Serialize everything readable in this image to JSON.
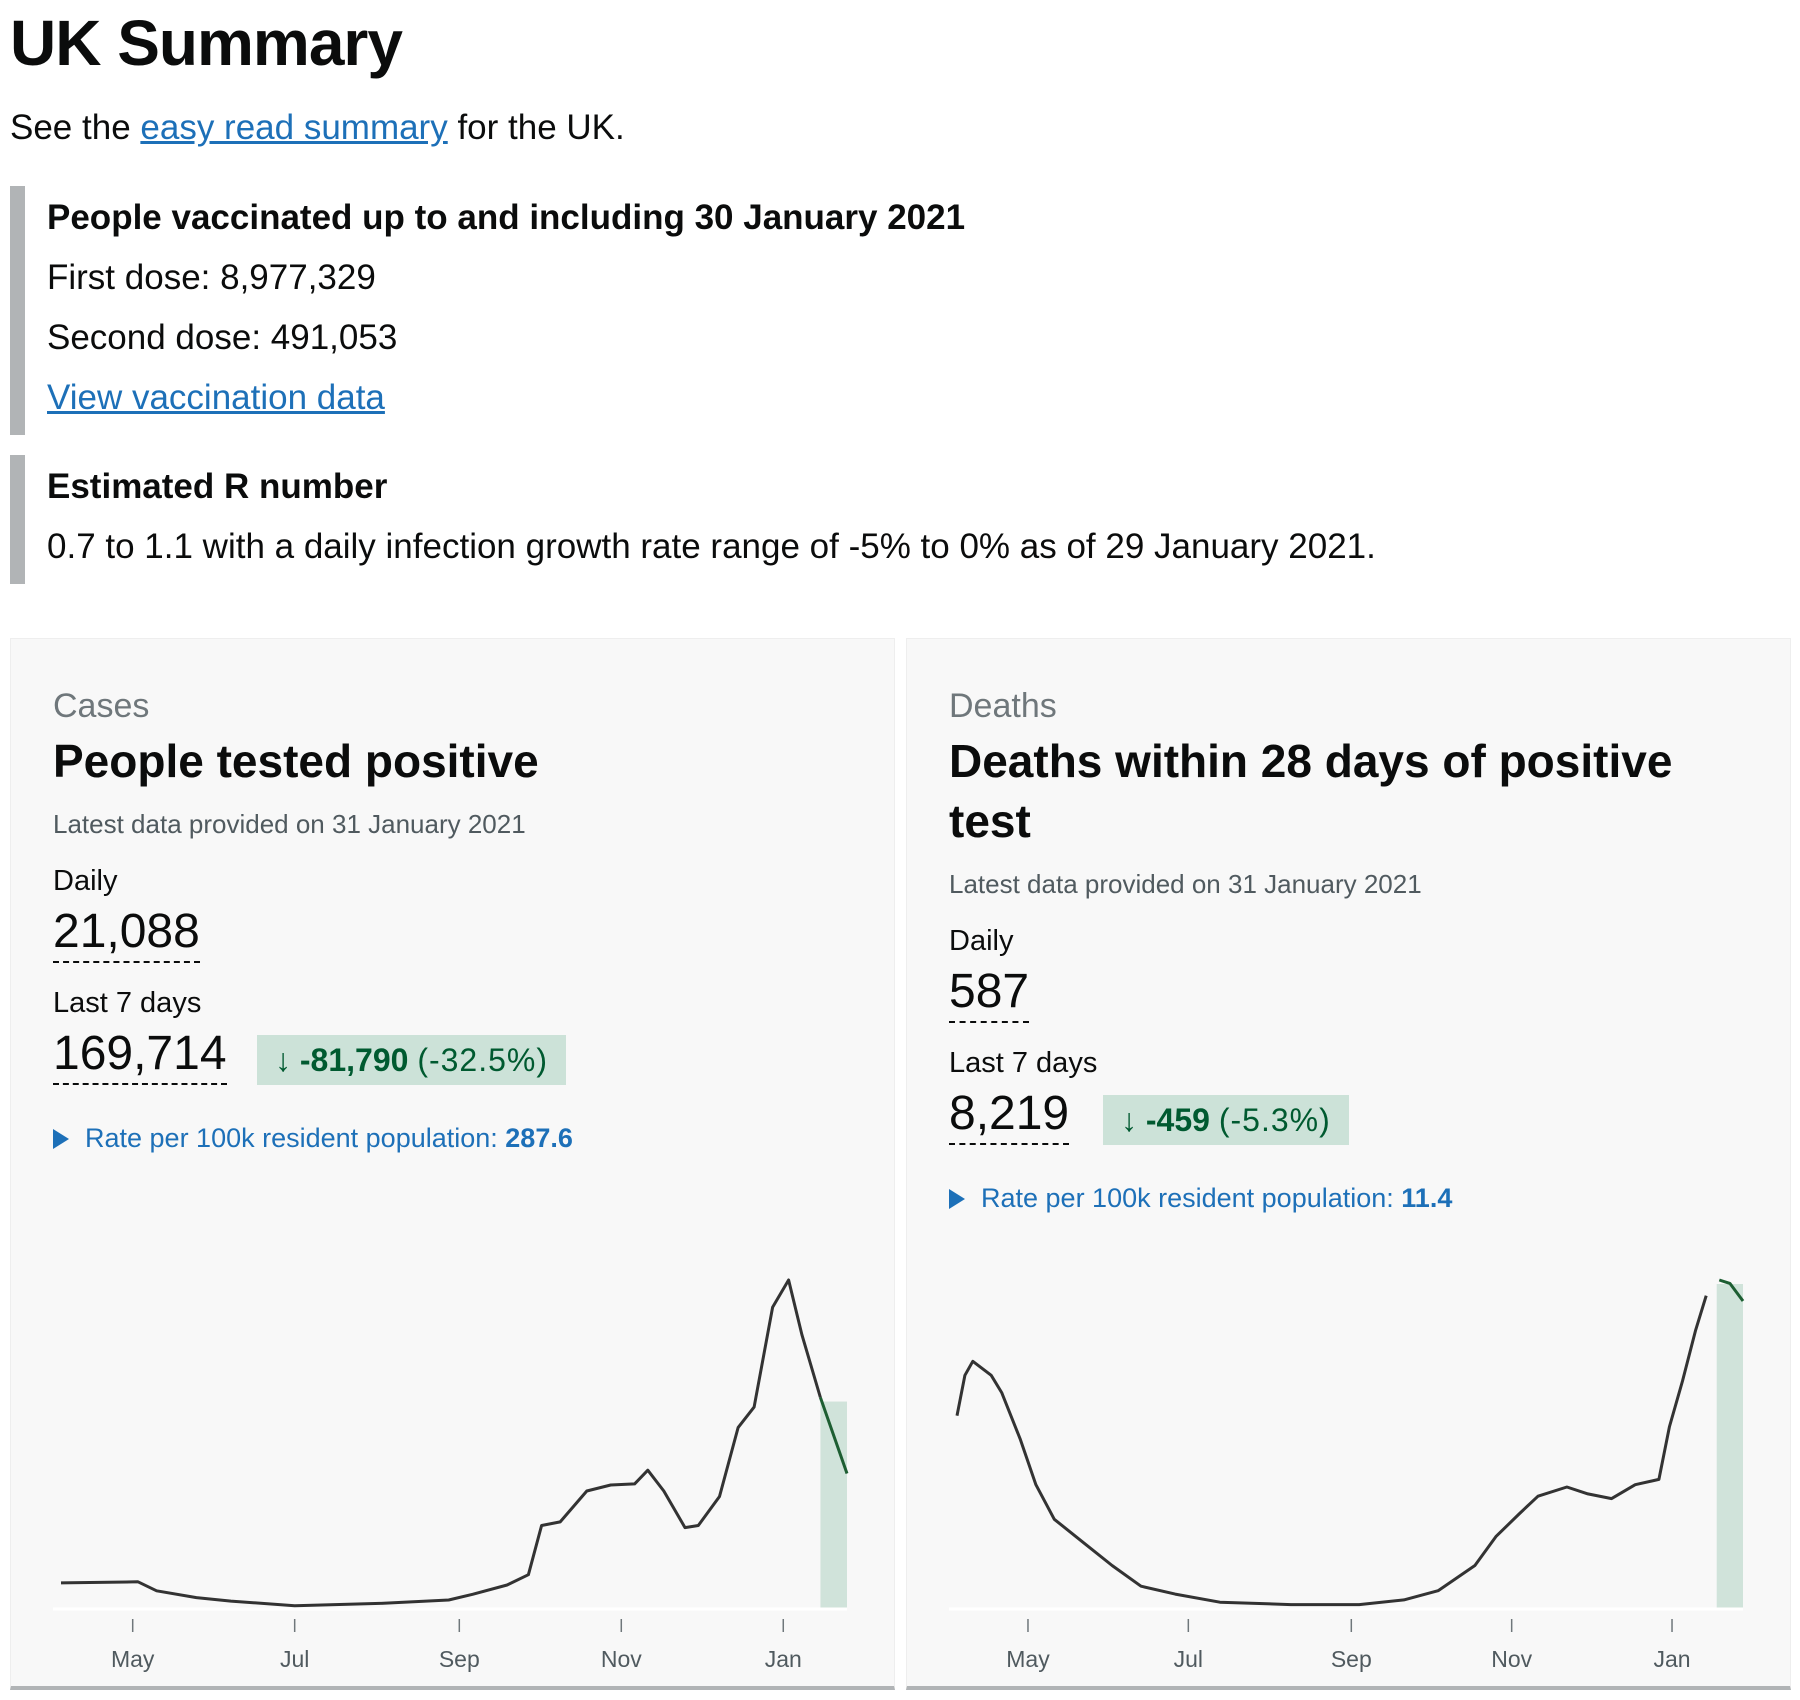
{
  "page": {
    "title": "UK Summary",
    "intro_before": "See the ",
    "intro_link": "easy read summary",
    "intro_after": " for the UK."
  },
  "vaccination": {
    "heading": "People vaccinated up to and including 30 January 2021",
    "first_dose": "First dose: 8,977,329",
    "second_dose": "Second dose: 491,053",
    "link": "View vaccination data"
  },
  "r_number": {
    "heading": "Estimated R number",
    "text": "0.7 to 1.1 with a daily infection growth rate range of -5% to 0% as of 29 January 2021."
  },
  "colors": {
    "line": "#333333",
    "recent_line": "#1d5e32",
    "highlight": "#d0e3da",
    "link": "#1d70b8",
    "badge_bg": "#cce2d8",
    "badge_text": "#005a30"
  },
  "cards": [
    {
      "caption": "Cases",
      "title": "People tested positive",
      "updated": "Latest data provided on 31 January 2021",
      "daily_label": "Daily",
      "daily_value": "21,088",
      "week_label": "Last 7 days",
      "week_value": "169,714",
      "change_arrow": "↓",
      "change_value": "-81,790",
      "change_pct": "(-32.5%)",
      "rate_label": "Rate per 100k resident population: ",
      "rate_value": "287.6"
    },
    {
      "caption": "Deaths",
      "title": "Deaths within 28 days of positive test",
      "updated": "Latest data provided on 31 January 2021",
      "daily_label": "Daily",
      "daily_value": "587",
      "week_label": "Last 7 days",
      "week_value": "8,219",
      "change_arrow": "↓",
      "change_value": "-459",
      "change_pct": "(-5.3%)",
      "rate_label": "Rate per 100k resident population: ",
      "rate_value": "11.4"
    }
  ],
  "chart_data": [
    {
      "type": "line",
      "title": "People tested positive",
      "ticks": [
        "May",
        "Jul",
        "Sep",
        "Nov",
        "Jan"
      ],
      "tick_dates": [
        "2020-05-01",
        "2020-07-01",
        "2020-09-01",
        "2020-11-01",
        "2021-01-01"
      ],
      "ymax": 60000,
      "highlight_from": "2021-01-15",
      "points": [
        [
          "2020-04-04",
          4600
        ],
        [
          "2020-05-03",
          4800
        ],
        [
          "2020-05-10",
          3150
        ],
        [
          "2020-05-25",
          1900
        ],
        [
          "2020-06-07",
          1260
        ],
        [
          "2020-07-01",
          420
        ],
        [
          "2020-08-02",
          840
        ],
        [
          "2020-08-28",
          1470
        ],
        [
          "2020-09-06",
          2500
        ],
        [
          "2020-09-19",
          4200
        ],
        [
          "2020-09-27",
          6100
        ],
        [
          "2020-10-02",
          15100
        ],
        [
          "2020-10-09",
          15750
        ],
        [
          "2020-10-19",
          21400
        ],
        [
          "2020-10-28",
          22500
        ],
        [
          "2020-11-06",
          22700
        ],
        [
          "2020-11-11",
          25200
        ],
        [
          "2020-11-17",
          21400
        ],
        [
          "2020-11-25",
          14700
        ],
        [
          "2020-11-30",
          15100
        ],
        [
          "2020-12-08",
          20400
        ],
        [
          "2020-12-15",
          33000
        ],
        [
          "2020-12-21",
          36750
        ],
        [
          "2020-12-28",
          55000
        ],
        [
          "2021-01-03",
          60000
        ],
        [
          "2021-01-08",
          50000
        ],
        [
          "2021-01-15",
          38500
        ],
        [
          "2021-01-25",
          24600
        ]
      ]
    },
    {
      "type": "line",
      "title": "Deaths within 28 days of positive test",
      "ticks": [
        "May",
        "Jul",
        "Sep",
        "Nov",
        "Jan"
      ],
      "tick_dates": [
        "2020-05-01",
        "2020-07-01",
        "2020-09-01",
        "2020-11-01",
        "2021-01-01"
      ],
      "ymax": 1250,
      "highlight_from": "2021-01-18",
      "points": [
        [
          "2020-04-04",
          733
        ],
        [
          "2020-04-07",
          887
        ],
        [
          "2020-04-10",
          940
        ],
        [
          "2020-04-17",
          887
        ],
        [
          "2020-04-21",
          821
        ],
        [
          "2020-04-28",
          645
        ],
        [
          "2020-05-04",
          470
        ],
        [
          "2020-05-11",
          338
        ],
        [
          "2020-05-22",
          250
        ],
        [
          "2020-06-02",
          162
        ],
        [
          "2020-06-13",
          83
        ],
        [
          "2020-06-26",
          53
        ],
        [
          "2020-07-13",
          22
        ],
        [
          "2020-08-09",
          13
        ],
        [
          "2020-09-04",
          13
        ],
        [
          "2020-09-21",
          31
        ],
        [
          "2020-10-04",
          66
        ],
        [
          "2020-10-18",
          162
        ],
        [
          "2020-10-26",
          272
        ],
        [
          "2020-11-04",
          360
        ],
        [
          "2020-11-11",
          426
        ],
        [
          "2020-11-22",
          461
        ],
        [
          "2020-11-30",
          435
        ],
        [
          "2020-12-09",
          417
        ],
        [
          "2020-12-18",
          470
        ],
        [
          "2020-12-27",
          490
        ],
        [
          "2020-12-31",
          690
        ],
        [
          "2021-01-05",
          865
        ],
        [
          "2021-01-10",
          1060
        ],
        [
          "2021-01-14",
          1190
        ],
        [
          "2021-01-19",
          1250
        ],
        [
          "2021-01-23",
          1237
        ],
        [
          "2021-01-28",
          1170
        ]
      ]
    }
  ]
}
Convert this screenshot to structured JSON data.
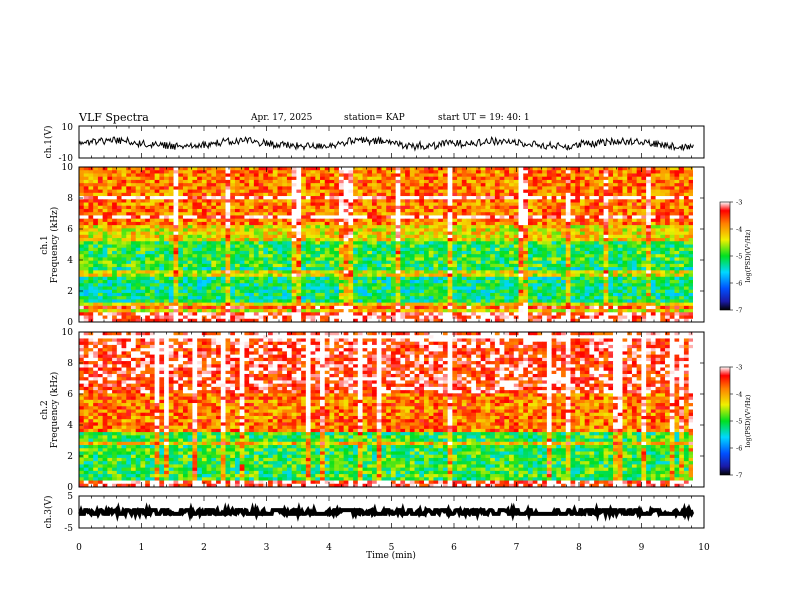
{
  "header": {
    "title": "VLF Spectra",
    "date": "Apr. 17, 2025",
    "station": "station= KAP",
    "start": "start  UT  =   19: 40: 1"
  },
  "colorbar": {
    "label": "log(PSD)(V²/Hz)",
    "ticks": [
      "-3",
      "-4",
      "-5",
      "-6",
      "-7"
    ],
    "range": [
      -7,
      -3
    ]
  },
  "chart_data": [
    {
      "type": "line",
      "panel": "ch1-waveform",
      "ylabel": "ch.1(V)",
      "ylim": [
        -10,
        10
      ],
      "yticks": [
        "10",
        "-10"
      ],
      "xlim": [
        0,
        10
      ],
      "series_range_approx": [
        -8,
        6
      ],
      "mean_approx": -1
    },
    {
      "type": "heatmap",
      "panel": "ch1-spectrogram",
      "ylabel_line1": "ch.1",
      "ylabel_line2": "Frequency (kHz)",
      "ylim": [
        0,
        10
      ],
      "yticks": [
        "0",
        "2",
        "4",
        "6",
        "8",
        "10"
      ],
      "xlim": [
        0,
        9.83
      ],
      "bands_khz": [
        {
          "from": 0.0,
          "to": 0.7,
          "level": -3.2
        },
        {
          "from": 0.7,
          "to": 1.2,
          "level": -4.3
        },
        {
          "from": 1.2,
          "to": 3.5,
          "level": -5.2
        },
        {
          "from": 3.5,
          "to": 5.3,
          "level": -5.0
        },
        {
          "from": 5.3,
          "to": 6.2,
          "level": -4.3
        },
        {
          "from": 6.2,
          "to": 10.0,
          "level": -3.8
        }
      ],
      "colorbar_range": [
        -7,
        -3
      ]
    },
    {
      "type": "heatmap",
      "panel": "ch2-spectrogram",
      "ylabel_line1": "ch.2",
      "ylabel_line2": "Frequency (kHz)",
      "ylim": [
        0,
        10
      ],
      "yticks": [
        "0",
        "2",
        "4",
        "6",
        "8",
        "10"
      ],
      "xlim": [
        0,
        9.83
      ],
      "bands_khz": [
        {
          "from": 0.0,
          "to": 0.5,
          "level": -3.2
        },
        {
          "from": 0.5,
          "to": 3.5,
          "level": -5.0
        },
        {
          "from": 3.5,
          "to": 6.0,
          "level": -3.8
        },
        {
          "from": 6.0,
          "to": 10.0,
          "level": -3.3
        }
      ],
      "colorbar_range": [
        -7,
        -3
      ]
    },
    {
      "type": "line",
      "panel": "ch3-waveform",
      "ylabel": "ch.3(V)",
      "ylim": [
        -5,
        5
      ],
      "yticks": [
        "5",
        "0",
        "-5"
      ],
      "xlim": [
        0,
        10
      ],
      "series_range_approx": [
        -0.6,
        0.6
      ],
      "mean_approx": 0
    }
  ],
  "xaxis": {
    "label": "Time (min)",
    "ticks": [
      "0",
      "1",
      "2",
      "3",
      "4",
      "5",
      "6",
      "7",
      "8",
      "9",
      "10"
    ],
    "range": [
      0,
      10
    ]
  }
}
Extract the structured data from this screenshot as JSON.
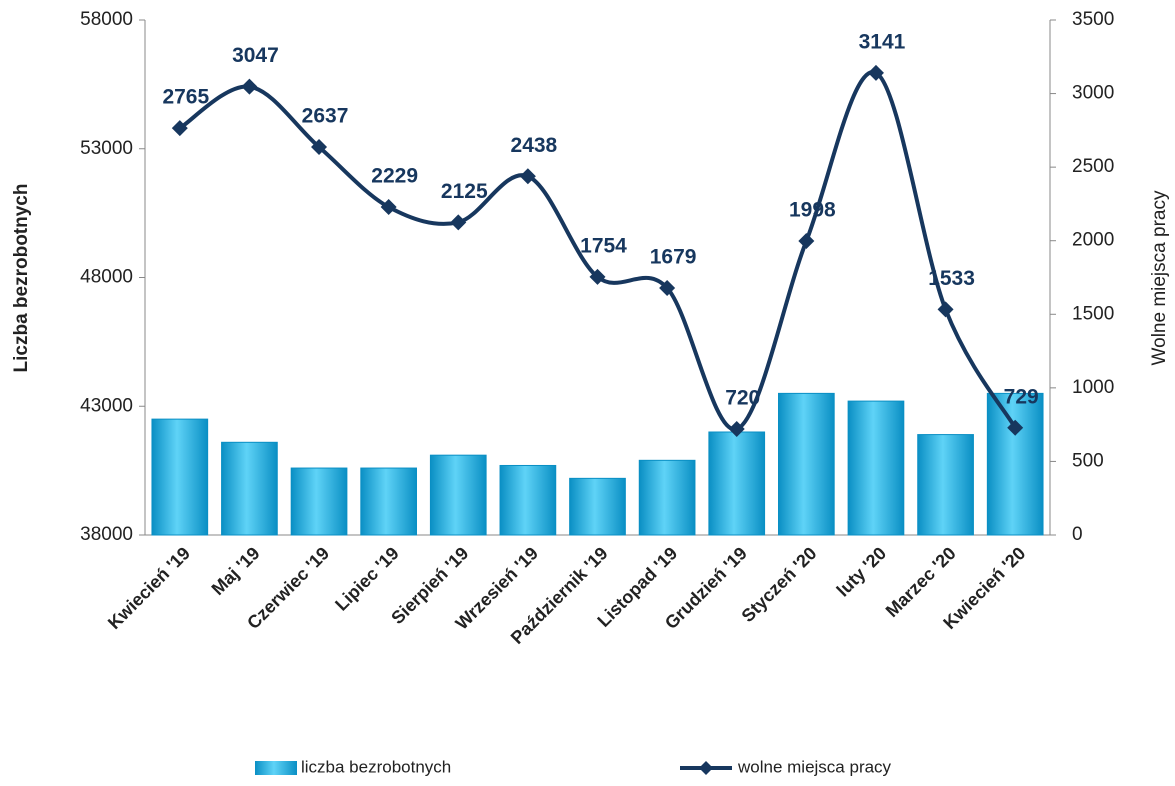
{
  "chart_data": {
    "type": "bar-line",
    "categories": [
      "Kwiecień '19",
      "Maj '19",
      "Czerwiec '19",
      "Lipiec '19",
      "Sierpień '19",
      "Wrzesień '19",
      "Październik '19",
      "Listopad '19",
      "Grudzień '19",
      "Styczeń '20",
      "luty '20",
      "Marzec '20",
      "Kwiecień '20"
    ],
    "series": [
      {
        "name": "liczba bezrobotnych",
        "type": "bar",
        "color": "#1ab0e6",
        "values": [
          42500,
          41600,
          40600,
          40600,
          41100,
          40700,
          40200,
          40900,
          42000,
          43500,
          43200,
          41900,
          43500
        ]
      },
      {
        "name": "wolne miejsca pracy",
        "type": "line",
        "axis": "y2",
        "color": "#17375e",
        "values": [
          2765,
          3047,
          2637,
          2229,
          2125,
          2438,
          1754,
          1679,
          720,
          1998,
          3141,
          1533,
          729
        ]
      }
    ],
    "ylabel": "Liczba bezrobotnych",
    "y2label": "Wolne  miejsca  pracy",
    "ylim": [
      38000,
      58000
    ],
    "yticks": [
      38000,
      43000,
      48000,
      53000,
      58000
    ],
    "y2lim": [
      0,
      3500
    ],
    "y2ticks": [
      0,
      500,
      1000,
      1500,
      2000,
      2500,
      3000,
      3500
    ],
    "legend": "bottom"
  }
}
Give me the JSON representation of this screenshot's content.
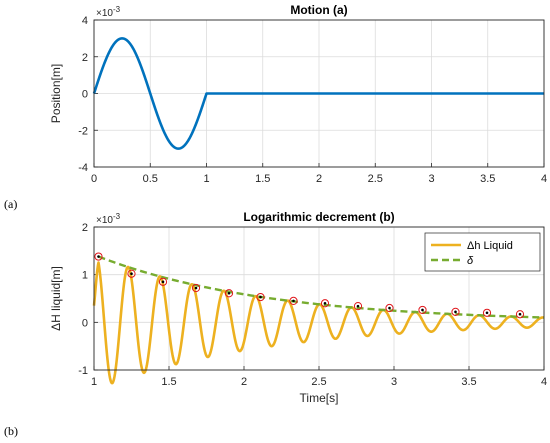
{
  "sublabels": {
    "a": "(a)",
    "b": "(b)"
  },
  "chart_data": [
    {
      "type": "line",
      "title": "Motion (a)",
      "xlabel": "",
      "ylabel": "Position[m]",
      "exponent": "×10",
      "exponent_power": "-3",
      "xlim": [
        0,
        4
      ],
      "ylim": [
        -4,
        4
      ],
      "xticks": [
        0,
        0.5,
        1,
        1.5,
        2,
        2.5,
        3,
        3.5,
        4
      ],
      "xtick_labels": [
        "0",
        "0.5",
        "1",
        "1.5",
        "2",
        "2.5",
        "3",
        "3.5",
        "4"
      ],
      "yticks": [
        -4,
        -2,
        0,
        2,
        4
      ],
      "ytick_labels": [
        "-4",
        "-2",
        "0",
        "2",
        "4"
      ],
      "grid": true,
      "series": [
        {
          "color": "#0072BD",
          "x": [
            0,
            0.05,
            0.1,
            0.15,
            0.2,
            0.25,
            0.3,
            0.35,
            0.4,
            0.45,
            0.5,
            0.55,
            0.6,
            0.65,
            0.7,
            0.75,
            0.8,
            0.85,
            0.9,
            0.95,
            1.0,
            1.5,
            2.0,
            2.5,
            3.0,
            3.5,
            4.0
          ],
          "y": [
            0,
            0.93,
            1.76,
            2.43,
            2.85,
            3.0,
            2.85,
            2.43,
            1.76,
            0.93,
            0,
            -0.93,
            -1.76,
            -2.43,
            -2.85,
            -3.0,
            -2.85,
            -2.43,
            -1.76,
            -0.93,
            0,
            0,
            0,
            0,
            0,
            0,
            0
          ]
        }
      ]
    },
    {
      "type": "line",
      "title": "Logarithmic decrement (b)",
      "xlabel": "Time[s]",
      "ylabel": "ΔH liquid[m]",
      "exponent": "×10",
      "exponent_power": "-3",
      "xlim": [
        1,
        4
      ],
      "ylim": [
        -1,
        2
      ],
      "xticks": [
        1,
        1.5,
        2,
        2.5,
        3,
        3.5,
        4
      ],
      "xtick_labels": [
        "1",
        "1.5",
        "2",
        "2.5",
        "3",
        "3.5",
        "4"
      ],
      "yticks": [
        -1,
        0,
        1,
        2
      ],
      "ytick_labels": [
        "-1",
        "0",
        "1",
        "2"
      ],
      "grid": true,
      "legend": "top-right",
      "series": [
        {
          "name": "Δh Liquid",
          "color": "#EDB120",
          "offset": 0.0,
          "amp0": 1.42,
          "decay": 0.88,
          "freq": 4.7,
          "x_start": 1.0,
          "x_end": 4.0
        },
        {
          "name": "δ",
          "color": "#77AC30",
          "dashed": true,
          "x": [
            1.03,
            4.0
          ],
          "amp0": 1.38,
          "decay": 0.88
        }
      ],
      "peaks": {
        "x": [
          1.03,
          1.25,
          1.46,
          1.68,
          1.9,
          2.11,
          2.33,
          2.54,
          2.76,
          2.97,
          3.19,
          3.41,
          3.62,
          3.84
        ],
        "y": [
          1.38,
          1.02,
          0.85,
          0.72,
          0.61,
          0.53,
          0.45,
          0.4,
          0.34,
          0.3,
          0.26,
          0.22,
          0.2,
          0.17
        ]
      }
    }
  ]
}
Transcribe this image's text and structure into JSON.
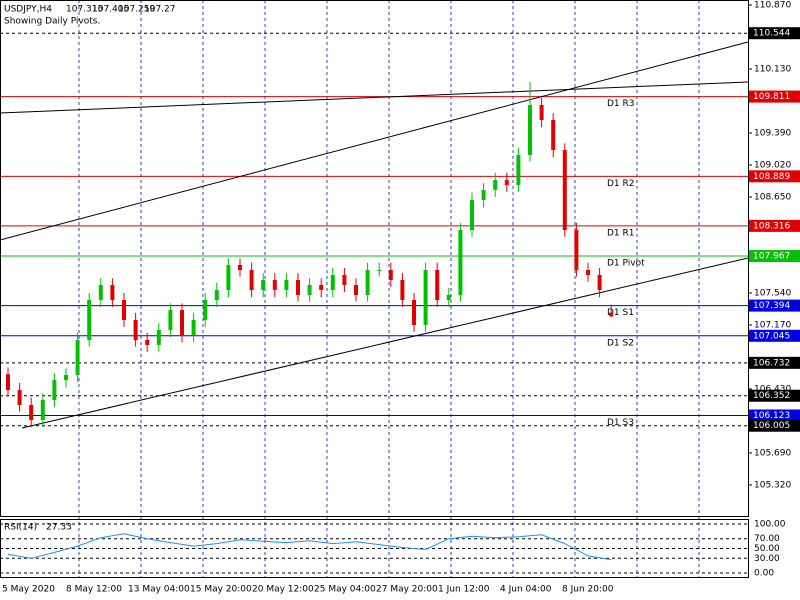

■ Stated exercise ■
From the data, collect all lines where the string "name" appears.

■ Task solution ■
        "name": "liczba bezrobotnych",
        "name": "wolne miejsca pracy",
          "name": "Δh Liquid",
          "name": "δ",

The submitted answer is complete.